══ INPUT FOR THIS TASK ══

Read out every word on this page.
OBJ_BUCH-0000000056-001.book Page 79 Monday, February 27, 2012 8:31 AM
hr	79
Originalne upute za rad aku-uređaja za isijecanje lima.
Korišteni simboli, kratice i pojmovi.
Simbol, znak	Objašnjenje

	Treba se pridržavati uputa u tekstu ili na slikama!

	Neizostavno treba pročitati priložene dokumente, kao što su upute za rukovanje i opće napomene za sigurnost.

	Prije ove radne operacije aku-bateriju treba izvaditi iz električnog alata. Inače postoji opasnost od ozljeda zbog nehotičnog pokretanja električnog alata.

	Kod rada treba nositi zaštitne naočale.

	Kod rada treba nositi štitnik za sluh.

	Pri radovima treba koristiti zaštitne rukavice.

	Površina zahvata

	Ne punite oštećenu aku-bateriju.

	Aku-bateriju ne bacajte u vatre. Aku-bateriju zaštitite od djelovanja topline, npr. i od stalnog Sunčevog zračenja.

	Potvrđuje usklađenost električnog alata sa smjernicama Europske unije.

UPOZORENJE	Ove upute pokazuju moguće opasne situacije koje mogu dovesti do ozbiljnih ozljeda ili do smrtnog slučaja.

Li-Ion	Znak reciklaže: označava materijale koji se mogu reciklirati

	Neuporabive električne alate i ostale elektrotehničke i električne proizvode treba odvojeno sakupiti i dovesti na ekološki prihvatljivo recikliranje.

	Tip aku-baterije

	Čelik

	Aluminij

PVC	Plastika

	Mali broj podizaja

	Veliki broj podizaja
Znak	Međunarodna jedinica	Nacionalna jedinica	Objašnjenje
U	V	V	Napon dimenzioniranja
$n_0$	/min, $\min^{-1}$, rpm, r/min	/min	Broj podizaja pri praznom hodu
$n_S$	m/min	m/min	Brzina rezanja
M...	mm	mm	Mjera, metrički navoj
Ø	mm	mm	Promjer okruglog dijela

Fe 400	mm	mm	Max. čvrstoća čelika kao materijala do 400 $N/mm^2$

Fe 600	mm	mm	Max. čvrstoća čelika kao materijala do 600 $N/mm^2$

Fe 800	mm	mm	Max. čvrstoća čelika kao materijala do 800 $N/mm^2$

═══

◆ REQUIRED WORK
Reproduce all of the entries word for word.

◆ FINISHED ANSWER
Read out every word on this page.
OBJ_BUCH-0000000056-001.book Page 79 Monday, February 27, 2012 8:31 AM
hr	79
Originalne upute za rad aku-uređaja za isijecanje lima.
Korišteni simboli, kratice i pojmovi.
Simbol, znak	Objašnjenje

	Treba se pridržavati uputa u tekstu ili na slikama!

	Neizostavno treba pročitati priložene dokumente, kao što su upute za rukovanje i opće napomene za sigurnost.

	Prije ove radne operacije aku-bateriju treba izvaditi iz električnog alata. Inače postoji opasnost od ozljeda zbog nehotičnog pokretanja električnog alata.

	Kod rada treba nositi zaštitne naočale.

	Kod rada treba nositi štitnik za sluh.

	Pri radovima treba koristiti zaštitne rukavice.

	Površina zahvata

	Ne punite oštećenu aku-bateriju.

	Aku-bateriju ne bacajte u vatre. Aku-bateriju zaštitite od djelovanja topline, npr. i od stalnog Sunčevog zračenja.

	Potvrđuje usklađenost električnog alata sa smjernicama Europske unije.

UPOZORENJE	Ove upute pokazuju moguće opasne situacije koje mogu dovesti do ozbiljnih ozljeda ili do smrtnog slučaja.

Li-Ion	Znak reciklaže: označava materijale koji se mogu reciklirati

	Neuporabive električne alate i ostale elektrotehničke i električne proizvode treba odvojeno sakupiti i dovesti na ekološki prihvatljivo recikliranje.

	Tip aku-baterije

	Čelik

	Aluminij

PVC	Plastika

	Mali broj podizaja

	Veliki broj podizaja
Znak	Međunarodna jedinica	Nacionalna jedinica	Objašnjenje
U	V	V	Napon dimenzioniranja
$n_0$	/min, $\min^{-1}$, rpm, r/min	/min	Broj podizaja pri praznom hodu
$n_S$	m/min	m/min	Brzina rezanja
M...	mm	mm	Mjera, metrički navoj
Ø	mm	mm	Promjer okruglog dijela

Fe 400	mm	mm	Max. čvrstoća čelika kao materijala do 400 $N/mm^2$

Fe 600	mm	mm	Max. čvrstoća čelika kao materijala do 600 $N/mm^2$

Fe 800	mm	mm	Max. čvrstoća čelika kao materijala do 800 $N/mm^2$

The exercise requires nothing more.